▶ [Actions to take]:
[a] Condense the paragraph in the z/Linux thread that begins "On a 64-bit system running in z/Architecture mode" into one shorter sentence that keeps its main facts.
[b] In one to three sentences, state why the z/Linux thread says 32-bit ELF modules within a process run in AM31.
[c] Reproduce the z/Linux thread verbatim from "The 32-bit ELF file format, assumes an ESA/390 environment. For" up to and including "run as AM64?".

Discussion:
z/Linux 32-bit modules
(too old to reply)
Harold Grovesteen h.grovsteen@tx.rr.com [hercules-390]
2018-05-21 20:09:38 UTC
Permalink
Hi. I'm not sure where the best place to ask
this is, as it is not Hercules-specific.
When 32-bit modules are created on z/Linux
using "gcc -m32" or whatever, is the resultant
module run as AM31 or AM64?
Thanks. Paul.
 
On a 64-bit system running in z/Architecture mode, they are run under
Linux in AM31.  This has implications about where they are placed
within virtual storage.

The 32-bit ELF file format, assumes an ESA/390 environment.  For ELF
modules within a process, this means AM31.

Harold Grovesteen
kerravon86@yahoo.com.au [hercules-390]
2018-05-21 23:41:05 UTC
Permalink
Post by Harold Grovesteen ***@tx.rr.com [hercules-390]
On a 64-bit system running in z/Architecture mode, they are run under
Linux in AM31. This has implications about where they are placed
within virtual storage.
The 32-bit ELF file format, assumes an ESA/390 environment. For ELF
modules within a process, this means AM31.
Hi Harold. Thanks for that. What happen if
the 32-bit module is loaded within RM31
space, but run as AM64?

Thanks. Paul.
Harold Grovesteen h.grovsteen@tx.rr.com [hercules-390]
2018-05-22 14:55:21 UTC
Permalink
Post by ***@yahoo.com.au [hercules-390]
Post by Harold Grovesteen ***@tx.rr.com [hercules-390]
On a 64-bit system running in z/Architecture mode, they are run under
Linux in AM31.  This has implications about where they are placed
within virtual storage.
The 32-bit ELF file format, assumes an ESA/390 environment.  For
ELF
modules within a process, this means AM31.

▶ [Entries]:
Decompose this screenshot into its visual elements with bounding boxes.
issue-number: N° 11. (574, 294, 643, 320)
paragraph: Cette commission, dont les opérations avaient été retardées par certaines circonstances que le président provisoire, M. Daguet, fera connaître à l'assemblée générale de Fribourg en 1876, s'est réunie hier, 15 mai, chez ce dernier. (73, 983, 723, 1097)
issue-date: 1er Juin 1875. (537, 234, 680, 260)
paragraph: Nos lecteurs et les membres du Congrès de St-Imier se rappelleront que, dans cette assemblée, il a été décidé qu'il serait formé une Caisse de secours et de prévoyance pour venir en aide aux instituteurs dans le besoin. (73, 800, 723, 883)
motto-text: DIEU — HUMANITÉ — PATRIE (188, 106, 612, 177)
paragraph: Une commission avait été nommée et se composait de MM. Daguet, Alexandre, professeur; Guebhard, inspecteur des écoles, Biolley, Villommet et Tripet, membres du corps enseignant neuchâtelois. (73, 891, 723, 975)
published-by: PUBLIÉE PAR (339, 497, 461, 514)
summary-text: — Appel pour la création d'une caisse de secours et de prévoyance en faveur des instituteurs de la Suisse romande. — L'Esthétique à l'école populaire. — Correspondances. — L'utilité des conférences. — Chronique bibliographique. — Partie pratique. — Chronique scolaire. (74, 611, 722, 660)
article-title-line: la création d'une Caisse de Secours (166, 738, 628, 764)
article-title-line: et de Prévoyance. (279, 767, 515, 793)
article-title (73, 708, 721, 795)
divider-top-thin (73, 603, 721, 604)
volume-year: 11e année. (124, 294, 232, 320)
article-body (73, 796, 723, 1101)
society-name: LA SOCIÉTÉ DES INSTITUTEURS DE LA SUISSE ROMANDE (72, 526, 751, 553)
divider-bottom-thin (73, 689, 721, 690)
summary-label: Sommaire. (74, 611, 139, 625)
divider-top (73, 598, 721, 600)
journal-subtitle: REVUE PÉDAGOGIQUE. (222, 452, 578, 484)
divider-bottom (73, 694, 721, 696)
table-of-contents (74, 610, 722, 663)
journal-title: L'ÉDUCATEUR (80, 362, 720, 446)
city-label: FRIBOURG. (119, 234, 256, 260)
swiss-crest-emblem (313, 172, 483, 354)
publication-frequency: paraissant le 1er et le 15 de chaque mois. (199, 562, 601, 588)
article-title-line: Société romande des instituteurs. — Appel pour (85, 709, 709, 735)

▶ [Answers by task]:
[a] On a 64-bit z/Architecture system, Linux runs 32-bit modules in AM31, which affects where they are placed in virtual storage.

[b] The 32-bit ELF file format assumes an ESA/390 environment. For ELF modules within a process, that environment means AM31.

[c]
The 32-bit ELF file format, assumes an ESA/390 environment. For ELF
modules within a process, this means AM31.
Hi Harold. Thanks for that. What happen if
the 32-bit module is loaded within RM31
space, but run as AM64?